Dataset items
|---|

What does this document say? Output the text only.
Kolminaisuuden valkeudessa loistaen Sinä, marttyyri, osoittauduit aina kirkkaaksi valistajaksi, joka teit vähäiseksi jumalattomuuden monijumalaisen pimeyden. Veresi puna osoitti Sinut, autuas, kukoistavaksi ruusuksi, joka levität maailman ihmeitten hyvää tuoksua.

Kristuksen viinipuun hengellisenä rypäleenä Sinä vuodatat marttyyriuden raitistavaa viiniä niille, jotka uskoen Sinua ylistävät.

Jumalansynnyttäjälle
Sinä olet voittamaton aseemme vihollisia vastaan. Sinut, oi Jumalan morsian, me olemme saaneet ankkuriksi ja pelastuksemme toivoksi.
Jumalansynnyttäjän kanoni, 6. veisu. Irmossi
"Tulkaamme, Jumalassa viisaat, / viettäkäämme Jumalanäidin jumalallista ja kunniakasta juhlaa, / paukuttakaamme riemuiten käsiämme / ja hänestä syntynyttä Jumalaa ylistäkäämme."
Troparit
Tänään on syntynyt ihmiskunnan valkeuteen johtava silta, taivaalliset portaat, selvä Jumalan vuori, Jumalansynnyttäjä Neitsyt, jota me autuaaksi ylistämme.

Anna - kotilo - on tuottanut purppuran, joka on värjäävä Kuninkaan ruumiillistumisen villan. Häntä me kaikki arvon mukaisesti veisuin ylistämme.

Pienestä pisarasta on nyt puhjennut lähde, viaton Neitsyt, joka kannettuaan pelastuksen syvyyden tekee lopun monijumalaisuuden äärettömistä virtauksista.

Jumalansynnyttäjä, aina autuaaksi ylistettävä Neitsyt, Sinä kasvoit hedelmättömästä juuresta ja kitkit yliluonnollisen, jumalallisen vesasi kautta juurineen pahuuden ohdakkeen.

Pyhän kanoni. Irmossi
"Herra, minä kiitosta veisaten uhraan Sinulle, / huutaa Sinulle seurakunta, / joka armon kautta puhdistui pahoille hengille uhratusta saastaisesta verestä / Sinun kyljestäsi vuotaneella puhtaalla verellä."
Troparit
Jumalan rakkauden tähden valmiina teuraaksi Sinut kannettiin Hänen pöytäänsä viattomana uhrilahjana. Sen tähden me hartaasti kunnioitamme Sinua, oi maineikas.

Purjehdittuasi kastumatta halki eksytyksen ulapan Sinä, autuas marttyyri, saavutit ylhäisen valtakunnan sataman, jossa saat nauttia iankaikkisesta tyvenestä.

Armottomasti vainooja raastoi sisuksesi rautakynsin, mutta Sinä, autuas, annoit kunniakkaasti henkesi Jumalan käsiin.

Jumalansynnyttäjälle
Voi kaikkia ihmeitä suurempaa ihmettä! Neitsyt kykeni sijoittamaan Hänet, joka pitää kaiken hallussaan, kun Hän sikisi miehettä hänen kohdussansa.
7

|---|

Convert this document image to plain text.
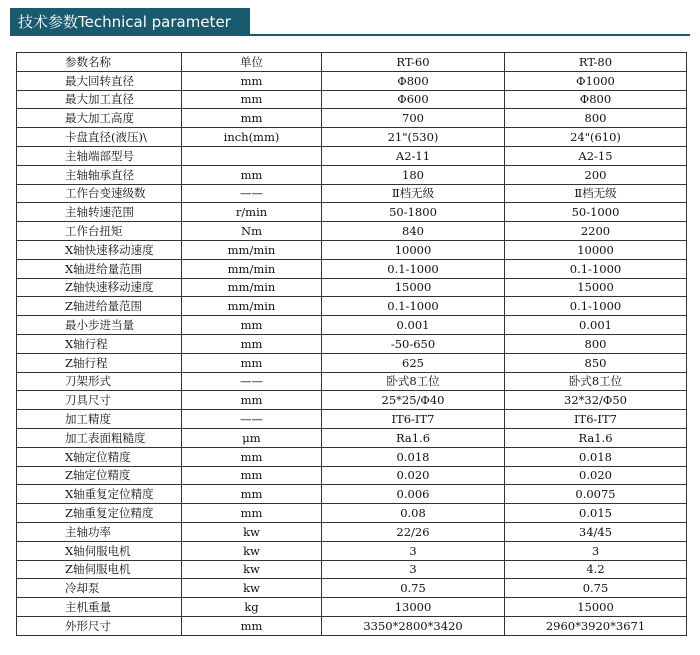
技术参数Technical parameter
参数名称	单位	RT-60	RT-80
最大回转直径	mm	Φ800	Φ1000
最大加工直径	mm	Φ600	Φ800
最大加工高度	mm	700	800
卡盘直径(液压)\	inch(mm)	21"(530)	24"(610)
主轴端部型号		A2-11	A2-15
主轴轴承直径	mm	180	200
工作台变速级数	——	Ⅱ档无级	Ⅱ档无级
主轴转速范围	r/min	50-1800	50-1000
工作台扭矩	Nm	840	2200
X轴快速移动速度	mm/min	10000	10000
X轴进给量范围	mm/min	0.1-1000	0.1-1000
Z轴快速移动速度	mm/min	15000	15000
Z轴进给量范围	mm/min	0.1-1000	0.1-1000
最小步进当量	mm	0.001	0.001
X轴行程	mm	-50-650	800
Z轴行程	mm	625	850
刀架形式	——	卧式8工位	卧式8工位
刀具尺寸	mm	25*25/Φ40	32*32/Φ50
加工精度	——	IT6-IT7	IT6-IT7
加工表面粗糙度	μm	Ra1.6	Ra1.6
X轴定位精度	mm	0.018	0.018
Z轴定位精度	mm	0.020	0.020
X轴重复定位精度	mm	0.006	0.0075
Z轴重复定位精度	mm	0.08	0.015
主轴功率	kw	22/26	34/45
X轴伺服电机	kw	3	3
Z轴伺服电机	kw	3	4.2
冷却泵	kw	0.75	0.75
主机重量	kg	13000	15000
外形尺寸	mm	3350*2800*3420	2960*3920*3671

|---|

**Task to carry out**
Extract each line holding the word "text" from the records.

**Written response**
What does this document say? Output the text only.
Convert this document image to plain text.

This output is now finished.